**WHAT THE EXERCISE ASKS**
Pick out each line with the word "Menu" from the material that follows.

....

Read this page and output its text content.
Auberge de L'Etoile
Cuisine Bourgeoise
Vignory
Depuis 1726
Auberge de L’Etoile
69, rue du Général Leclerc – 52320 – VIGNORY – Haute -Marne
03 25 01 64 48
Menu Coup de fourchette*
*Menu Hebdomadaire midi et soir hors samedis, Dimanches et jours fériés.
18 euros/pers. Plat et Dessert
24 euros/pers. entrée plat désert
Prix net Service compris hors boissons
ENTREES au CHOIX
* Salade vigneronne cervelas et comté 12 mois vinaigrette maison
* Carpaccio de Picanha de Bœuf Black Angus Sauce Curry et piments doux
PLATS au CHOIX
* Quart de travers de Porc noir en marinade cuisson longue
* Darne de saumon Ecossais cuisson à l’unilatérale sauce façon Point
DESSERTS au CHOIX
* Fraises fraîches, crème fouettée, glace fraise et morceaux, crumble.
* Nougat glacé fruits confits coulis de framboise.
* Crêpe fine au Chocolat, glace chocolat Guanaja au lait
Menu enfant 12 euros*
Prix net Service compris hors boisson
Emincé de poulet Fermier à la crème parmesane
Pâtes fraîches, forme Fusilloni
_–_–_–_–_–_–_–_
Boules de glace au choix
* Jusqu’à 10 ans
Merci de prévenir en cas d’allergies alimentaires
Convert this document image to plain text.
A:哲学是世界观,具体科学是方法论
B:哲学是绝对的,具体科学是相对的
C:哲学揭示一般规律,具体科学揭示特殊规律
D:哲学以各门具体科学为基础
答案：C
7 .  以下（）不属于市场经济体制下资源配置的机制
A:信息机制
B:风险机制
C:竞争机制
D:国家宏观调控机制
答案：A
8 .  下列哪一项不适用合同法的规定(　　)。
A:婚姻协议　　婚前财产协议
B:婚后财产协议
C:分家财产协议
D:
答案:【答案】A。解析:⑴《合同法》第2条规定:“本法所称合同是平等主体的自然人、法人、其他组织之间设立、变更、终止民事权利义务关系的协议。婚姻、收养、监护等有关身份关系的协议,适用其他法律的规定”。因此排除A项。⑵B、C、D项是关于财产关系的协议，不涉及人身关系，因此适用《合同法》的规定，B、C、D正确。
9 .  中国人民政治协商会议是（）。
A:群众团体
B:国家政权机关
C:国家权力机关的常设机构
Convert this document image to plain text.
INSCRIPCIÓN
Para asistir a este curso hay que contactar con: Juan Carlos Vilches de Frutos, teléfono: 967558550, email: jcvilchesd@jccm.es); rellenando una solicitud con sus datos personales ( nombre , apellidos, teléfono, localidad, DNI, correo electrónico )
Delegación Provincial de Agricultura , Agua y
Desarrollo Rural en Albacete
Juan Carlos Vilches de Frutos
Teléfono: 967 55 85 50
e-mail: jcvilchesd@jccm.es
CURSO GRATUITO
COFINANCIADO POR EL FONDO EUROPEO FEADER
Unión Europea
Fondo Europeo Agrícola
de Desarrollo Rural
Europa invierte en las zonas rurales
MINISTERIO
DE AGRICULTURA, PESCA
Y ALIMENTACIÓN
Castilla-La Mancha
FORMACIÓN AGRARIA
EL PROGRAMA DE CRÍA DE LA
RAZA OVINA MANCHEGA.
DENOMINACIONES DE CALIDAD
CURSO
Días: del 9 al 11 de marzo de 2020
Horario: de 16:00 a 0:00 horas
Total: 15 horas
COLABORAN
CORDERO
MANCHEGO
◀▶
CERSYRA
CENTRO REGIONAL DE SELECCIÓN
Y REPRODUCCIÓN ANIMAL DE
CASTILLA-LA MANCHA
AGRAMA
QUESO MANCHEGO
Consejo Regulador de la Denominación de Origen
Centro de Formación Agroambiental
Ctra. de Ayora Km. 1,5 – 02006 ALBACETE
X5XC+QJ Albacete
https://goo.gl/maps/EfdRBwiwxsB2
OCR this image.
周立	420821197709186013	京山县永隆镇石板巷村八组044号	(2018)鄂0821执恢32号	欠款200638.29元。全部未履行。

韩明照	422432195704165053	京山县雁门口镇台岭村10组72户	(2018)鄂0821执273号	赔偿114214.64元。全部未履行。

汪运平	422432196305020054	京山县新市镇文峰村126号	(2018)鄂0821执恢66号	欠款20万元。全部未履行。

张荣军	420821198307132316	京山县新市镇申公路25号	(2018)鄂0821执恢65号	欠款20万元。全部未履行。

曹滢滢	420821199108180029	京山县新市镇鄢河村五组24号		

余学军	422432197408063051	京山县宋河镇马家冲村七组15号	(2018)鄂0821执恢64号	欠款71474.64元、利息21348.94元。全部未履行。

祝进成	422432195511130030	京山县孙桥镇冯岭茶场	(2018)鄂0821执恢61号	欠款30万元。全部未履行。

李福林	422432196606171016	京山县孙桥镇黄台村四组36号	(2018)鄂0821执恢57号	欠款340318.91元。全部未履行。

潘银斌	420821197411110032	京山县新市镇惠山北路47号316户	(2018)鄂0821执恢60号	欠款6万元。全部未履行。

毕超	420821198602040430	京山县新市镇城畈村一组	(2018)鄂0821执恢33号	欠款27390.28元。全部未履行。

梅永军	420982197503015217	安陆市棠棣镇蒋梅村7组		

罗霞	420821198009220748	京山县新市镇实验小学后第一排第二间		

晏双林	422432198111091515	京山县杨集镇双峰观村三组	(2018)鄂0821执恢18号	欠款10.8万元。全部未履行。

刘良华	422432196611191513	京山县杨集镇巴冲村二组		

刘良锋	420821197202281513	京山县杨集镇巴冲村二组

....

**OUTPUT FOR THIS EXERCISE**
Menu Coup de fourchette*
*Menu Hebdomadaire midi et soir hors samedis, Dimanches et jours fériés.
Menu enfant 12 euros*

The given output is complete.